● **Task statement**: Exact reproduction is required for all entries.

Rows from a figure dataset:
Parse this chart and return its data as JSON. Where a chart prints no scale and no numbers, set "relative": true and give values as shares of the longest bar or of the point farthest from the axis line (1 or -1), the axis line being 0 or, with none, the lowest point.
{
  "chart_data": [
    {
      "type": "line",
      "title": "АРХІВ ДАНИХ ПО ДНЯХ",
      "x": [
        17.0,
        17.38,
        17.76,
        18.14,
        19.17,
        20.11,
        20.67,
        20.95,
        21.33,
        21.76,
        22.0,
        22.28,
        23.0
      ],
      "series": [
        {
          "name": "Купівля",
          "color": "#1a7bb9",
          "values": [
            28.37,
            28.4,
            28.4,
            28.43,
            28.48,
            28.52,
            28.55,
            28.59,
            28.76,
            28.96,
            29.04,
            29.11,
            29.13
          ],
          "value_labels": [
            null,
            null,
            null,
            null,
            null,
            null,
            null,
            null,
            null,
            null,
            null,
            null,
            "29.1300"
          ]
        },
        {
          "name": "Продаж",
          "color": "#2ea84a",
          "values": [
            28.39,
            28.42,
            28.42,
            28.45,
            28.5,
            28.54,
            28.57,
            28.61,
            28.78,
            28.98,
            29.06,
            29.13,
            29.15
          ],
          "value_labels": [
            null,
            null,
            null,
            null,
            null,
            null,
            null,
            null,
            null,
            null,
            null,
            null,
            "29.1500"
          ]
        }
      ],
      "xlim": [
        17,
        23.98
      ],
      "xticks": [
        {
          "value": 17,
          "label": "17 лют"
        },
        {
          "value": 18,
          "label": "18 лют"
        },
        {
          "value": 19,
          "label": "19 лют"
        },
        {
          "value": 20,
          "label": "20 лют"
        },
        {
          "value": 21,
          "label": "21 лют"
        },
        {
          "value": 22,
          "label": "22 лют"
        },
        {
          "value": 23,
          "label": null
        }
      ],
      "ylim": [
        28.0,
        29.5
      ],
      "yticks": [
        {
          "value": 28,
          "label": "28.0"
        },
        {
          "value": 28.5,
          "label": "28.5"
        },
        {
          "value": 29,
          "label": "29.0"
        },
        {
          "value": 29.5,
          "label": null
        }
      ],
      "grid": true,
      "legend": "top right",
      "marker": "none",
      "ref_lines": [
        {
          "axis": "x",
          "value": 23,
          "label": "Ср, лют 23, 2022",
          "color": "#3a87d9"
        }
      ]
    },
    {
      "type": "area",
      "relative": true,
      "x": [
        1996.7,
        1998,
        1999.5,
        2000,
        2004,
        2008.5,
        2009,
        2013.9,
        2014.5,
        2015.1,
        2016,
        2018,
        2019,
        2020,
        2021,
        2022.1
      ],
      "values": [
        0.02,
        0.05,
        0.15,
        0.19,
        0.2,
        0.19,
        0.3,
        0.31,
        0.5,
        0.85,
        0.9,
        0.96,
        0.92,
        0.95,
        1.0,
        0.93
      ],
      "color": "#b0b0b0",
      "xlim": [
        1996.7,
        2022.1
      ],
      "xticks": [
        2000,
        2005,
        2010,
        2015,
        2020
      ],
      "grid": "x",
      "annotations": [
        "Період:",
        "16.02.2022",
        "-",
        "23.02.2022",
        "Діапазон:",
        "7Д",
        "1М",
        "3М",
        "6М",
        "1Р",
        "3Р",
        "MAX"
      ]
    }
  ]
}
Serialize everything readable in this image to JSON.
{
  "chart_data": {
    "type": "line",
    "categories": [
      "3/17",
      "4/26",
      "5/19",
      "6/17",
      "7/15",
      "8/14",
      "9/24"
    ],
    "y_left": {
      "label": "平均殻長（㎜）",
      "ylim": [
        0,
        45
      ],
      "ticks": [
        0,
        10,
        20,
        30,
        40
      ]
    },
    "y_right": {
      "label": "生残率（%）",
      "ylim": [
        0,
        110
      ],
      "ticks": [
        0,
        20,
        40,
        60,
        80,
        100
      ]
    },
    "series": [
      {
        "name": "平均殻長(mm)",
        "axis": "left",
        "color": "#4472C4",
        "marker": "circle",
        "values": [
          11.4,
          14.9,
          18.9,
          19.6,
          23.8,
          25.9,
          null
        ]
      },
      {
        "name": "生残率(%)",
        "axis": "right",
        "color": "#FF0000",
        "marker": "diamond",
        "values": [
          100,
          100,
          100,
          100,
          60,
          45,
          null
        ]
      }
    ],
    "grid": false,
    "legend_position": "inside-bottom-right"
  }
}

● **Answer to this task**:
Parse this chart and return its data as JSON. Where a chart prints no scale and no numbers, set "relative": true and give values as shares of the longest bar or of the point farthest from the axis line (1 or -1), the axis line being 0 or, with none, the lowest point.
{
  "chart_data": [
    {
      "type": "line",
      "title": "АРХІВ ДАНИХ ПО ДНЯХ",
      "x": [
        17.0,
        17.38,
        17.76,
        18.14,
        19.17,
        20.11,
        20.67,
        20.95,
        21.33,
        21.76,
        22.0,
        22.28,
        23.0
      ],
      "series": [
        {
          "name": "Купівля",
          "color": "#1a7bb9",
          "values": [
            28.37,
            28.4,
            28.4,
            28.43,
            28.48,
            28.52,
            28.55,
            28.59,
            28.76,
            28.96,
            29.04,
            29.11,
            29.13
          ],
          "value_labels": [
            null,
            null,
            null,
            null,
            null,
            null,
            null,
            null,
            null,
            null,
            null,
            null,
            "29.1300"
          ]
        },
        {
          "name": "Продаж",
          "color": "#2ea84a",
          "values": [
            28.39,
            28.42,
            28.42,
            28.45,
            28.5,
            28.54,
            28.57,
            28.61,
            28.78,
            28.98,
            29.06,
            29.13,
            29.15
          ],
          "value_labels": [
            null,
            null,
            null,
            null,
            null,
            null,
            null,
            null,
            null,
            null,
            null,
            null,
            "29.1500"
          ]
        }
      ],
      "xlim": [
        17,
        23.98
      ],
      "xticks": [
        {
          "value": 17,
          "label": "17 лют"
        },
        {
          "value": 18,
          "label": "18 лют"
        },
        {
          "value": 19,
          "label": "19 лют"
        },
        {
          "value": 20,
          "label": "20 лют"
        },
        {
          "value": 21,
          "label": "21 лют"
        },
        {
          "value": 22,
          "label": "22 лют"
        },
        {
          "value": 23,
          "label": null
        }
      ],
      "ylim": [
        28.0,
        29.5
      ],
      "yticks": [
        {
          "value": 28,
          "label": "28.0"
        },
        {
          "value": 28.5,
          "label": "28.5"
        },
        {
          "value": 29,
          "label": "29.0"
        },
        {
          "value": 29.5,
          "label": null
        }
      ],
      "grid": true,
      "legend": "top right",
      "marker": "none",
      "ref_lines": [
        {
          "axis": "x",
          "value": 23,
          "label": "Ср, лют 23, 2022",
          "color": "#3a87d9"
        }
      ]
    },
    {
      "type": "area",
      "relative": true,
      "x": [
        1996.7,
        1998,
        1999.5,
        2000,
        2004,
        2008.5,
        2009,
        2013.9,
        2014.5,
        2015.1,
        2016,
        2018,
        2019,
        2020,
        2021,
        2022.1
      ],
      "values": [
        0.02,
        0.05,
        0.15,
        0.19,
        0.2,
        0.19,
        0.3,
        0.31,
        0.5,
        0.85,
        0.9,
        0.96,
        0.92,
        0.95,
        1.0,
        0.93
      ],
      "color": "#b0b0b0",
      "xlim": [
        1996.7,
        2022.1
      ],
      "xticks": [
        2000,
        2005,
        2010,
        2015,
        2020
      ],
      "grid": "x",
      "annotations": [
        "Період:",
        "16.02.2022",
        "-",
        "23.02.2022",
        "Діапазон:",
        "7Д",
        "1М",
        "3М",
        "6М",
        "1Р",
        "3Р",
        "MAX"
      ]
    }
  ]
}
Serialize everything readable in this image to JSON.
{
  "chart_data": {
    "type": "line",
    "categories": [
      "3/17",
      "4/26",
      "5/19",
      "6/17",
      "7/15",
      "8/14",
      "9/24"
    ],
    "y_left": {
      "label": "平均殻長（㎜）",
      "ylim": [
        0,
        45
      ],
      "ticks": [
        0,
        10,
        20,
        30,
        40
      ]
    },
    "y_right": {
      "label": "生残率（%）",
      "ylim": [
        0,
        110
      ],
      "ticks": [
        0,
        20,
        40,
        60,
        80,
        100
      ]
    },
    "series": [
      {
        "name": "平均殻長(mm)",
        "axis": "left",
        "color": "#4472C4",
        "marker": "circle",
        "values": [
          11.4,
          14.9,
          18.9,
          19.6,
          23.8,
          25.9,
          null
        ]
      },
      {
        "name": "生残率(%)",
        "axis": "right",
        "color": "#FF0000",
        "marker": "diamond",
        "values": [
          100,
          100,
          100,
          100,
          60,
          45,
          null
        ]
      }
    ],
    "grid": false,
    "legend_position": "inside-bottom-right"
  }
}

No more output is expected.